Transcribe all the entries word for word, omitting any pictures they contain.

════════

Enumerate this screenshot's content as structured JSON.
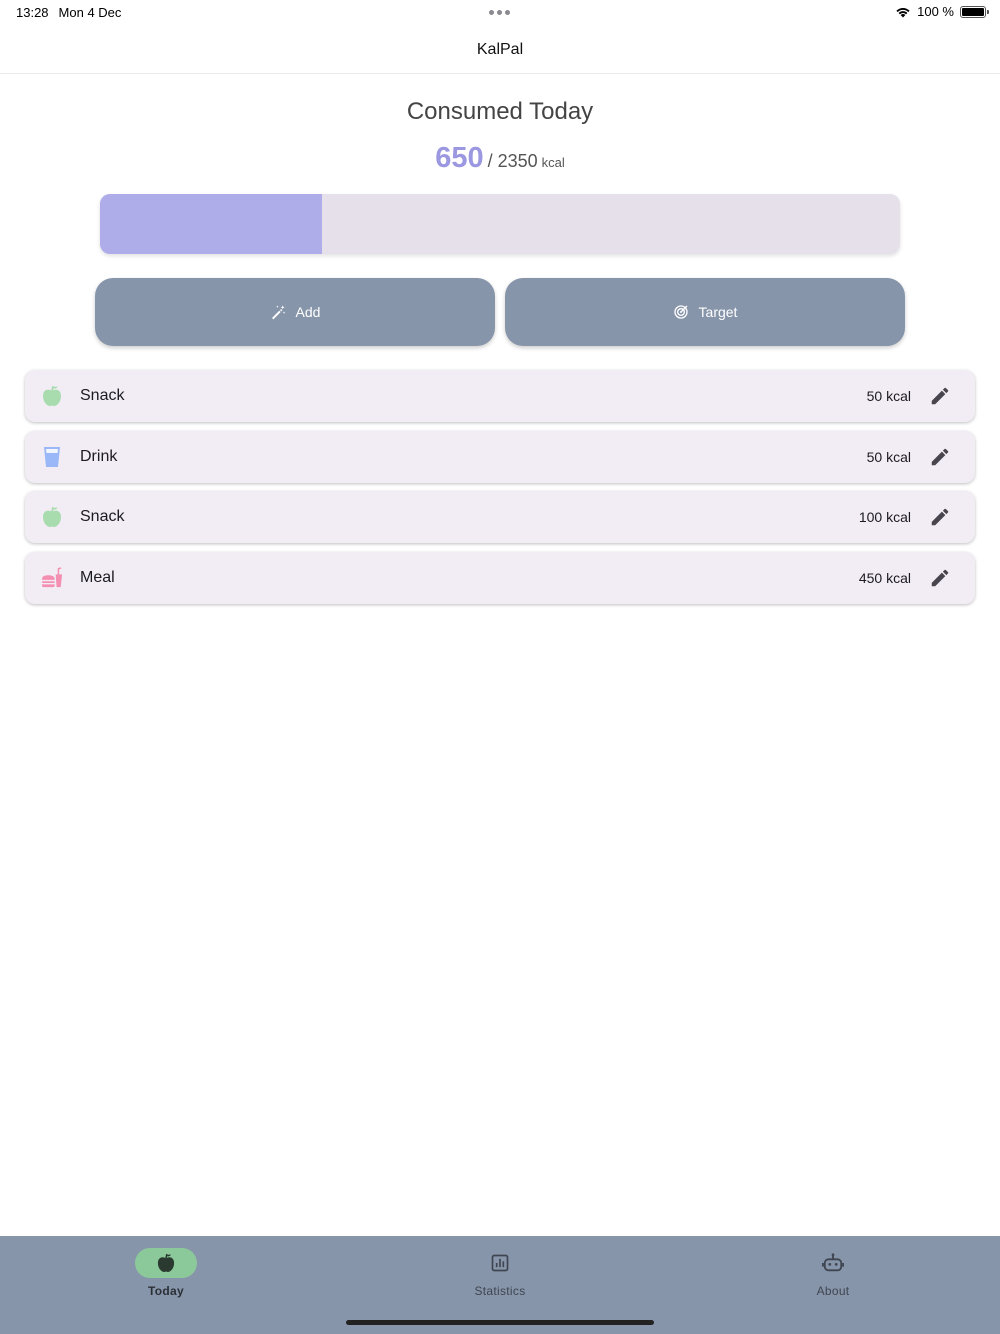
{
  "status": {
    "time": "13:28",
    "date": "Mon 4 Dec",
    "battery": "100 %",
    "icons": [
      "wifi-icon",
      "battery-icon"
    ]
  },
  "app": {
    "title": "KalPal"
  },
  "summary": {
    "heading": "Consumed Today",
    "consumed": "650",
    "target": "/ 2350",
    "unit": "kcal",
    "progress_fraction": 0.277
  },
  "actions": {
    "add_label": "Add",
    "target_label": "Target"
  },
  "entries": [
    {
      "label": "Snack",
      "kcal": "50 kcal",
      "icon": "apple-icon",
      "color": "#a8dcae"
    },
    {
      "label": "Drink",
      "kcal": "50 kcal",
      "icon": "glass-icon",
      "color": "#9ab8f8"
    },
    {
      "label": "Snack",
      "kcal": "100 kcal",
      "icon": "apple-icon",
      "color": "#a8dcae"
    },
    {
      "label": "Meal",
      "kcal": "450 kcal",
      "icon": "meal-icon",
      "color": "#f48fb1"
    }
  ],
  "nav": {
    "today": "Today",
    "statistics": "Statistics",
    "about": "About"
  },
  "colors": {
    "accent": "#9b97e0",
    "progress_fill": "#aeace9",
    "progress_track": "#e6e0eb",
    "button": "#8795aa",
    "nav_active": "#8cc99a"
  }
}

════════

▶ Full solution:
Enumerate this screenshot's content as structured JSON.
{
  "status": {
    "time": "13:28",
    "date": "Mon 4 Dec",
    "battery": "100 %",
    "icons": [
      "wifi-icon",
      "battery-icon"
    ]
  },
  "app": {
    "title": "KalPal"
  },
  "summary": {
    "heading": "Consumed Today",
    "consumed": "650",
    "target": "/ 2350",
    "unit": "kcal",
    "progress_fraction": 0.277
  },
  "actions": {
    "add_label": "Add",
    "target_label": "Target"
  },
  "entries": [
    {
      "label": "Snack",
      "kcal": "50 kcal",
      "icon": "apple-icon",
      "color": "#a8dcae"
    },
    {
      "label": "Drink",
      "kcal": "50 kcal",
      "icon": "glass-icon",
      "color": "#9ab8f8"
    },
    {
      "label": "Snack",
      "kcal": "100 kcal",
      "icon": "apple-icon",
      "color": "#a8dcae"
    },
    {
      "label": "Meal",
      "kcal": "450 kcal",
      "icon": "meal-icon",
      "color": "#f48fb1"
    }
  ],
  "nav": {
    "today": "Today",
    "statistics": "Statistics",
    "about": "About"
  },
  "colors": {
    "accent": "#9b97e0",
    "progress_fill": "#aeace9",
    "progress_track": "#e6e0eb",
    "button": "#8795aa",
    "nav_active": "#8cc99a"
  }
}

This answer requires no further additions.